Skip to content

Sustainability & Reproducibility

Stephan Reichl edited this page Aug 25, 2024 · 6 revisions

To ensure sustainable development, implicit documentation, and reproducibility each {module} has to fulfill the following requirements:

  • GitHub repository for development and version control
    • descriptive name (i.e., what it does and purpose e.g, dea_limma) and split by underscores '_'
    • README according to the provided template
    • repository structure according to Snakemake's recommendation
    • releases (i.e., versions) according to the semantic versioning scheme
    • Workflow rulegraph in workflow/dags/rulegraph.svg
      snakemake --rulegraph --forceall | dot -Tsvg > workflow/dags/rulegraph.svg
    • GitHub page displaying the README
    • LICENSE file (recommendation: MIT)
    • CITATION.cff file
    • (optional, but recommended) add example data and configurations for other users as a starting point
    • (optional, but recommended) provide resources and/or external data sources (e.g., reference data) as links or, Zenodo or Git Large File Storage
  • Zenodo repository to ensure compatibility, citability, and long-term archiving
    • via automated GitHub hook
    • every GitHub release will trigger the creation of a new release in the Zenodo repository, and thereby a new DOI
    • the Zenodo repository will be annotated using the provided information in the CITATION.cff file in your GitHub repository
    • there is one permanent DOI that can be used to reference/cite all releases/versions of a given repository. We recommend using this DOI and the release version for referencing e.g., in publications
    • add the dynamic DOI badge to the GitHub repository
    • add the permanent project DOI to the README in the introduction, in the methods, at the bottom (Zenodo link), and to the CITATION.cff.

REQUIREMENT 1
Which license does the sustainability and reproducibility page recommend for each module's repository?
REQUIREMENT 2
According to the sustainability and reproducibility page, where should the permanent project DOI be added? List every place.
REQUIREMENT 3
Pick up the sustainability and reproducibility page after its last line and continue it.

INFORMATION PROVIDED
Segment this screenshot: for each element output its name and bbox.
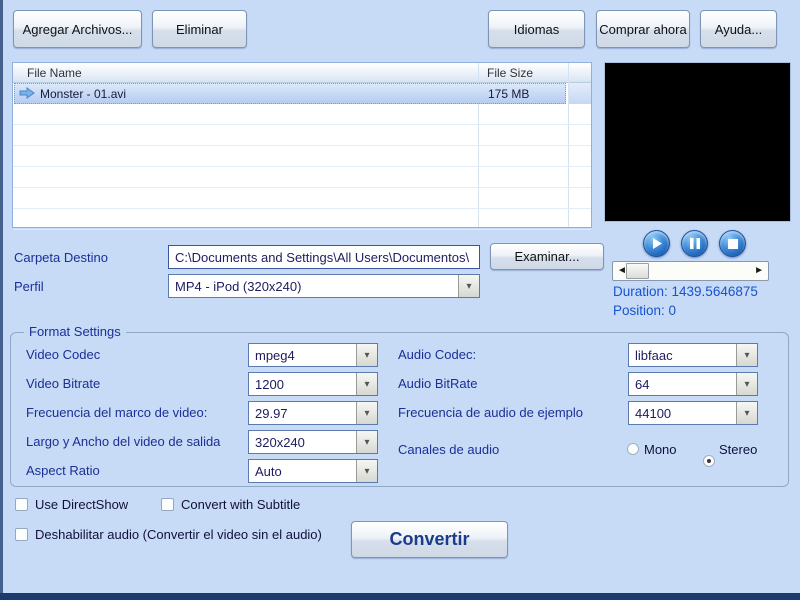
convert-button[interactable]: Convertir (351, 521, 508, 558)
video-framerate-label: Frecuencia del marco de video: (26, 405, 208, 420)
video-bitrate-label: Video Bitrate (26, 376, 101, 391)
audio-channels-label: Canales de audio (398, 442, 500, 457)
aspect-ratio-label: Aspect Ratio (26, 463, 100, 478)
position-text: Position: 0 (613, 303, 677, 318)
remove-label: Eliminar (176, 21, 223, 37)
convert-label: Convertir (389, 529, 470, 549)
format-settings-title: Format Settings (24, 324, 126, 339)
file-list-header[interactable]: File Name File Size (13, 63, 591, 83)
audio-samplerate-select[interactable]: 44100 ▾ (628, 401, 758, 425)
disable-audio-label[interactable]: Deshabilitar audio (Convertir el video s… (35, 527, 322, 542)
file-arrow-icon (19, 87, 35, 99)
video-codec-value: mpeg4 (255, 347, 295, 363)
chevron-down-icon[interactable]: ▾ (736, 344, 757, 366)
video-size-value: 320x240 (255, 434, 305, 450)
video-framerate-value: 29.97 (255, 405, 288, 421)
empty-row[interactable] (13, 104, 591, 125)
video-bitrate-select[interactable]: 1200 ▾ (248, 372, 378, 396)
browse-label: Examinar... (514, 249, 580, 264)
audio-bitrate-select[interactable]: 64 ▾ (628, 372, 758, 396)
seek-scrollbar[interactable]: ◄ ► (612, 261, 769, 281)
aspect-ratio-value: Auto (255, 463, 282, 479)
mono-label[interactable]: Mono (644, 442, 677, 457)
stop-button[interactable] (719, 230, 746, 257)
empty-row[interactable] (13, 125, 591, 146)
remove-button[interactable]: Eliminar (152, 10, 247, 48)
file-row-selected[interactable]: Monster - 01.avi 175 MB (14, 83, 566, 104)
video-framerate-select[interactable]: 29.97 ▾ (248, 401, 378, 425)
languages-label: Idiomas (513, 21, 560, 37)
destination-folder-label: Carpeta Destino (14, 250, 108, 265)
empty-row[interactable] (13, 146, 591, 167)
audio-bitrate-value: 64 (635, 376, 650, 392)
destination-folder-value: C:\Documents and Settings\All Users\Docu… (175, 249, 470, 265)
convert-with-subtitle-checkbox[interactable] (161, 498, 174, 511)
pause-button[interactable] (681, 230, 708, 257)
chevron-down-icon[interactable]: ▾ (356, 344, 377, 366)
audio-codec-select[interactable]: libfaac ▾ (628, 343, 758, 367)
convert-with-subtitle-label[interactable]: Convert with Subtitle (181, 497, 300, 512)
add-files-label: Agregar Archivos... (22, 21, 133, 37)
file-row-selected-tail (569, 83, 591, 104)
stereo-radio[interactable] (703, 455, 715, 467)
mono-radio[interactable] (627, 443, 639, 455)
chevron-down-icon[interactable]: ▾ (356, 431, 377, 453)
chevron-down-icon[interactable]: ▾ (736, 402, 757, 424)
empty-row[interactable] (13, 167, 591, 188)
browse-button[interactable]: Examinar... (490, 243, 604, 270)
stop-icon (727, 238, 738, 249)
aspect-ratio-select[interactable]: Auto ▾ (248, 459, 378, 483)
seek-thumb[interactable] (626, 263, 649, 279)
duration-text: Duration: 1439.5646875 (613, 284, 758, 299)
stereo-label[interactable]: Stereo (719, 442, 757, 457)
help-button[interactable]: Ayuda... (700, 10, 777, 48)
destination-folder-field[interactable]: C:\Documents and Settings\All Users\Docu… (168, 245, 480, 269)
profile-label: Perfil (14, 279, 44, 294)
chevron-down-icon[interactable]: ▾ (356, 460, 377, 482)
column-file-name[interactable]: File Name (27, 66, 82, 80)
video-size-label: Largo y Ancho del video de salida (26, 434, 221, 449)
languages-button[interactable]: Idiomas (488, 10, 585, 48)
chevron-down-icon[interactable]: ▾ (736, 373, 757, 395)
video-codec-select[interactable]: mpeg4 ▾ (248, 343, 378, 367)
window-left-edge (0, 0, 3, 600)
chevron-down-icon[interactable]: ▾ (458, 275, 479, 297)
help-label: Ayuda... (714, 21, 763, 37)
chevron-down-icon[interactable]: ▾ (356, 402, 377, 424)
video-size-select[interactable]: 320x240 ▾ (248, 430, 378, 454)
scroll-right-icon[interactable]: ► (754, 262, 764, 280)
buy-now-label: Comprar ahora (599, 21, 687, 37)
video-codec-label: Video Codec (26, 347, 101, 362)
disable-audio-checkbox[interactable] (15, 528, 28, 541)
chevron-down-icon[interactable]: ▾ (356, 373, 377, 395)
audio-samplerate-label: Frecuencia de audio de ejemplo (398, 405, 584, 420)
play-button[interactable] (643, 230, 670, 257)
use-directshow-label[interactable]: Use DirectShow (35, 497, 128, 512)
audio-samplerate-value: 44100 (635, 405, 672, 421)
pause-icon (689, 238, 700, 249)
file-list[interactable]: File Name File Size Monster - 01.avi 175… (12, 62, 592, 230)
file-name-cell: Monster - 01.avi (40, 87, 127, 101)
file-size-cell: 175 MB (488, 87, 530, 101)
play-icon (653, 238, 662, 249)
empty-row[interactable] (13, 209, 591, 230)
audio-codec-value: libfaac (635, 347, 673, 363)
profile-value: MP4 - iPod (320x240) (175, 278, 302, 294)
add-files-button[interactable]: Agregar Archivos... (13, 10, 142, 48)
empty-row[interactable] (13, 188, 591, 209)
column-file-size[interactable]: File Size (487, 66, 533, 80)
audio-bitrate-label: Audio BitRate (398, 376, 478, 391)
profile-select[interactable]: MP4 - iPod (320x240) ▾ (168, 274, 480, 298)
buy-now-button[interactable]: Comprar ahora (596, 10, 690, 48)
window-bottom-bar (0, 593, 800, 600)
audio-codec-label: Audio Codec: (398, 347, 477, 362)
use-directshow-checkbox[interactable] (15, 498, 28, 511)
video-bitrate-value: 1200 (255, 376, 284, 392)
video-preview (604, 62, 791, 222)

OUTPUT 1
MIT

OUTPUT 2
- The README, in the introduction
- The README, in the methods
- The README, at the bottom (Zenodo link)
- The CITATION.cff file

OUTPUT 3
  • Snakemake Workflow Catalog entry
    • increase visibility by fulfilling the requirements for Standardized Usage
    • every GitHub release will trigger the entry to be updated
  • Snakemake Report for implicit documentation and collaboration
    • following the specified Report structure to enhance reproducibility (via export of used software and configuration) and ensure module compatibility
  • Result directory
    • following the specified Result structure to enhance reproducibility (via export of used software and configuration) and ensure module compatibility
  • Software Management with conda for reproducibility
    • specify the version of every entry in your conda environment specification files (workflow/envs/*.yaml)
  • (COMING SOON) Containerization with Docker/Singularity for OS-level virtualization
    • this final virtualization frontier is to be explored and implemented across all MR.PARETO modules
    • automated containerization has been supported since Snakemake 6.0.0 (released 2021-02-26)
  • Finally, add the {module} to the summary table with all modules in this repository's README under Modules.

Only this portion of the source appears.